+++ STORED RECORDS

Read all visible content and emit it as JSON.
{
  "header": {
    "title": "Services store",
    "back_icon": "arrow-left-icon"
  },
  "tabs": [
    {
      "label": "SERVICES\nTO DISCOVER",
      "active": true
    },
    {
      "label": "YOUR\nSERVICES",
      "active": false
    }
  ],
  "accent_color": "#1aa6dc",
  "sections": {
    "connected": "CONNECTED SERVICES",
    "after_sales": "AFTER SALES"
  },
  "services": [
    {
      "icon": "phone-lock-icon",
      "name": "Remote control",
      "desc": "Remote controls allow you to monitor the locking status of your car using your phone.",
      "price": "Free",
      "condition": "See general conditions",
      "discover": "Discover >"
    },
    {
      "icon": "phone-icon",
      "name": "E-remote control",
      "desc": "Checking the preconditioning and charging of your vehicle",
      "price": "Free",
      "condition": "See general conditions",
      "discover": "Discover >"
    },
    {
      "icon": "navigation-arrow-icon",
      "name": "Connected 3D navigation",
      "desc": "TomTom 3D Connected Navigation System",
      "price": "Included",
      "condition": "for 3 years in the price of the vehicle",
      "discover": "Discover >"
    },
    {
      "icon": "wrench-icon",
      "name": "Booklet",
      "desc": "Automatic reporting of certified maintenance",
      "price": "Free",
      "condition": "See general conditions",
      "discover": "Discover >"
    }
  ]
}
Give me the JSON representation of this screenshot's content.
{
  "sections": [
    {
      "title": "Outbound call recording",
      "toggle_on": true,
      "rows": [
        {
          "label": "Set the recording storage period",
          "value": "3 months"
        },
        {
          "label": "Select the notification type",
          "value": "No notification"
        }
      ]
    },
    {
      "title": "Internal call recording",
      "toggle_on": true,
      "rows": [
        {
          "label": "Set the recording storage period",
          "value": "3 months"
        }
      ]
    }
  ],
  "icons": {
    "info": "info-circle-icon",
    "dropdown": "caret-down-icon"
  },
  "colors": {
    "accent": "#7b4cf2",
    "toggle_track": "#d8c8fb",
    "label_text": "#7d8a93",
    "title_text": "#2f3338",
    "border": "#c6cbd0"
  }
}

++++++

[TASK PROMPT]:
From the listing above, return each line with the word "vehicle".

[EXERCISE SOLUTION]:
      "desc": "Checking the preconditioning and charging of your vehicle",
      "condition": "for 3 years in the price of the vehicle",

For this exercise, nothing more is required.